MATERIAL PROVIDED:
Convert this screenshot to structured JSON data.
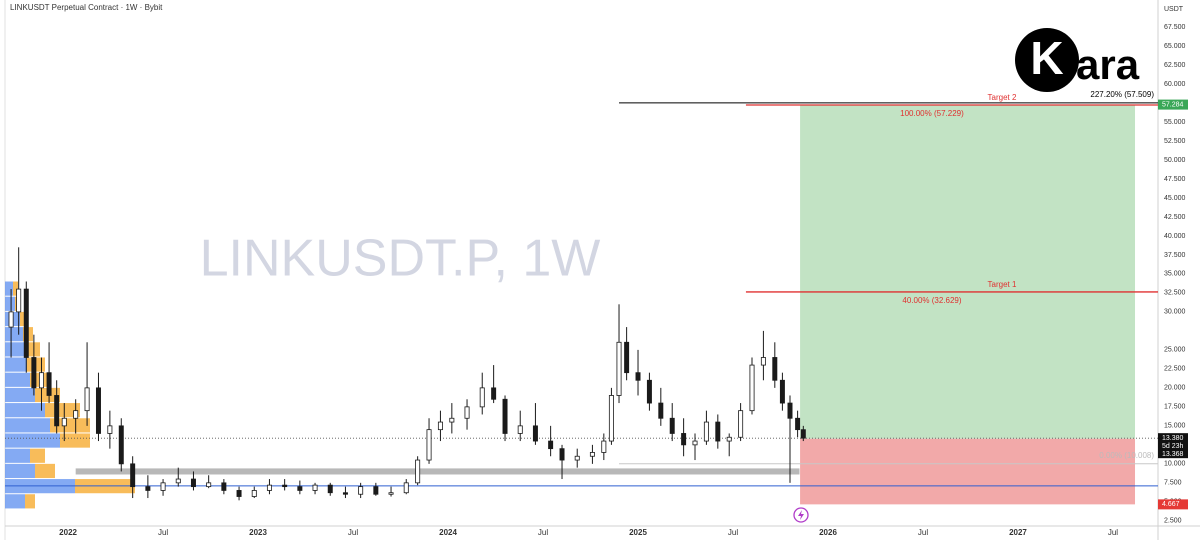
{
  "chart_data": {
    "type": "candlestick",
    "title": "LINKUSDT Perpetual Contract · 1W · Bybit",
    "watermark": "LINKUSDT.P, 1W",
    "y_axis_label": "USDT",
    "logo": {
      "mark": "K",
      "text": "ara"
    },
    "up_color": "#ffffff",
    "down_color": "#1a1a1a",
    "x": [
      2021.7,
      2021.74,
      2021.78,
      2021.82,
      2021.86,
      2021.9,
      2021.94,
      2021.98,
      2022.04,
      2022.1,
      2022.16,
      2022.22,
      2022.28,
      2022.34,
      2022.42,
      2022.5,
      2022.58,
      2022.66,
      2022.74,
      2022.82,
      2022.9,
      2022.98,
      2023.06,
      2023.14,
      2023.22,
      2023.3,
      2023.38,
      2023.46,
      2023.54,
      2023.62,
      2023.7,
      2023.78,
      2023.84,
      2023.9,
      2023.96,
      2024.02,
      2024.1,
      2024.18,
      2024.24,
      2024.3,
      2024.38,
      2024.46,
      2024.54,
      2024.6,
      2024.68,
      2024.76,
      2024.82,
      2024.86,
      2024.9,
      2024.94,
      2025.0,
      2025.06,
      2025.12,
      2025.18,
      2025.24,
      2025.3,
      2025.36,
      2025.42,
      2025.48,
      2025.54,
      2025.6,
      2025.66,
      2025.72,
      2025.76,
      2025.8,
      2025.84,
      2025.87
    ],
    "open": [
      28,
      30,
      33,
      24,
      20,
      22,
      19,
      15,
      16,
      17,
      20,
      14,
      15,
      10,
      7,
      6.5,
      7.5,
      8,
      7,
      7.5,
      6.5,
      5.7,
      6.5,
      7.2,
      7,
      6.5,
      7.2,
      6.2,
      6,
      7,
      6,
      6.2,
      7.5,
      10.5,
      14.5,
      15.5,
      16,
      17.5,
      20,
      18.5,
      14,
      15,
      13,
      12,
      10.5,
      11,
      11.5,
      13,
      19,
      26,
      22,
      21,
      18,
      16,
      14,
      12.5,
      13,
      15.5,
      13,
      13.5,
      17,
      23,
      24,
      21,
      18,
      16,
      14.5
    ],
    "high": [
      33,
      38.5,
      34,
      27,
      24,
      26,
      21,
      18,
      18.5,
      26,
      22,
      17,
      16,
      11,
      8.5,
      8,
      9.5,
      9,
      8.5,
      8,
      7,
      7,
      8,
      8,
      7.8,
      7.5,
      7.5,
      7,
      7.5,
      7.5,
      7,
      8,
      11,
      16,
      17,
      18,
      18.5,
      22,
      23,
      19,
      17,
      18,
      15,
      12.5,
      12,
      12.5,
      14,
      20,
      31,
      28,
      25,
      22,
      20,
      18,
      16,
      14,
      17,
      16.5,
      14,
      18,
      24,
      27.5,
      26,
      22,
      19,
      17,
      15
    ],
    "low": [
      24,
      27,
      22,
      19,
      17,
      18,
      14,
      13,
      14,
      15,
      13,
      12,
      9,
      5.5,
      5.5,
      5.8,
      7,
      6.5,
      6.8,
      6,
      5.2,
      5.5,
      6,
      6.5,
      6,
      6,
      5.8,
      5.5,
      5.5,
      5.8,
      5.7,
      6,
      7.2,
      10,
      13,
      14,
      14.5,
      16.5,
      18,
      13,
      13,
      12.5,
      11,
      8,
      9.5,
      10,
      10.5,
      12.5,
      18,
      21,
      19,
      17,
      15,
      13,
      11,
      10.5,
      12.5,
      12,
      11,
      13,
      16.5,
      21,
      20,
      17,
      7.5,
      13.5,
      13
    ],
    "close": [
      30,
      33,
      24,
      20,
      22,
      19,
      15,
      16,
      17,
      20,
      14,
      15,
      10,
      7,
      6.5,
      7.5,
      8,
      7,
      7.5,
      6.5,
      5.7,
      6.5,
      7.2,
      7,
      6.5,
      7.2,
      6.2,
      6,
      7,
      6,
      6.2,
      7.5,
      10.5,
      14.5,
      15.5,
      16,
      17.5,
      20,
      18.5,
      14,
      15,
      13,
      12,
      10.5,
      11,
      11.5,
      13,
      19,
      26,
      22,
      21,
      18,
      16,
      14,
      12.5,
      13,
      15.5,
      13,
      13.5,
      17,
      23,
      24,
      21,
      18,
      16,
      14.5,
      13.38
    ],
    "xlim": [
      2021.668,
      2027.737
    ],
    "ylim": [
      1.82,
      71.05
    ],
    "xticks": [
      2022,
      {
        "value": 2022.5,
        "label": "Jul"
      },
      2023,
      {
        "value": 2023.5,
        "label": "Jul"
      },
      2024,
      {
        "value": 2024.5,
        "label": "Jul"
      },
      2025,
      {
        "value": 2025.5,
        "label": "Jul"
      },
      2026,
      {
        "value": 2026.5,
        "label": "Jul"
      },
      2027,
      {
        "value": 2027.5,
        "label": "Jul"
      }
    ],
    "yticks": [
      {
        "value": 67.5,
        "label": "67.500"
      },
      {
        "value": 65,
        "label": "65.000"
      },
      {
        "value": 62.5,
        "label": "62.500"
      },
      {
        "value": 60,
        "label": "60.000"
      },
      {
        "value": 55,
        "label": "55.000"
      },
      {
        "value": 52.5,
        "label": "52.500"
      },
      {
        "value": 50,
        "label": "50.000"
      },
      {
        "value": 47.5,
        "label": "47.500"
      },
      {
        "value": 45,
        "label": "45.000"
      },
      {
        "value": 42.5,
        "label": "42.500"
      },
      {
        "value": 40,
        "label": "40.000"
      },
      {
        "value": 37.5,
        "label": "37.500"
      },
      {
        "value": 35,
        "label": "35.000"
      },
      {
        "value": 32.5,
        "label": "32.500"
      },
      {
        "value": 30,
        "label": "30.000"
      },
      {
        "value": 25,
        "label": "25.000"
      },
      {
        "value": 22.5,
        "label": "22.500"
      },
      {
        "value": 20,
        "label": "20.000"
      },
      {
        "value": 17.5,
        "label": "17.500"
      },
      {
        "value": 15,
        "label": "15.000"
      },
      {
        "value": 10,
        "label": "10.000"
      },
      {
        "value": 7.5,
        "label": "7.500"
      },
      {
        "value": 5,
        "label": "5.000"
      },
      {
        "value": 2.5,
        "label": "2.500"
      }
    ],
    "volume_profile": {
      "prices": [
        33,
        31,
        29,
        27,
        25,
        23,
        21,
        19,
        17,
        15,
        13,
        11,
        9,
        7,
        5
      ],
      "buy": [
        8,
        10,
        15,
        18,
        20,
        22,
        25,
        30,
        40,
        45,
        55,
        25,
        30,
        70,
        20
      ],
      "sell": [
        5,
        6,
        8,
        10,
        15,
        18,
        20,
        25,
        35,
        40,
        30,
        15,
        20,
        60,
        10
      ],
      "buy_color": "#5b8def",
      "sell_color": "#f5a623"
    },
    "position": {
      "start": 2025.853,
      "end": 2027.616,
      "entry": 13.3,
      "target": 57.284,
      "stop": 4.667,
      "profit_color": "#c2e3c4",
      "loss_color": "#f2a9a9"
    },
    "levels": [
      {
        "price": 57.509,
        "start": 2024.9,
        "color": "#000000",
        "label": "227.20% (57.509)"
      },
      {
        "price": 57.229,
        "start": 2025.568,
        "color": "#e03030",
        "name": "Target 2",
        "label": "100.00% (57.229)"
      },
      {
        "price": 32.629,
        "start": 2025.568,
        "color": "#e03030",
        "name": "Target 1",
        "label": "40.00% (32.629)"
      },
      {
        "price": 10.008,
        "start": 2024.9,
        "color": "#c8c8c8",
        "label": "0.00% (10.008)"
      }
    ],
    "zone": {
      "low": 8.6,
      "high": 9.4,
      "start": 2022.04,
      "end": 2025.85,
      "color": "#b8b8b8"
    },
    "support_line": {
      "price": 7.1,
      "color": "#2f5fd0"
    },
    "last_price": 13.38,
    "price_badges": [
      {
        "value": 57.284,
        "label": "57.284",
        "color": "#3aa757"
      },
      {
        "value": 13.38,
        "label": "13.380",
        "color": "#111111",
        "sub": "5d 23h",
        "sub2": "13.368"
      },
      {
        "value": 4.667,
        "label": "4.667",
        "color": "#e53935"
      }
    ]
  }
}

TASK DIRECTIONS: Within the entries above, work out how many lines contain the word "LINKUSDT". The number alone is the answer.

FINISHED EXERCISE: 2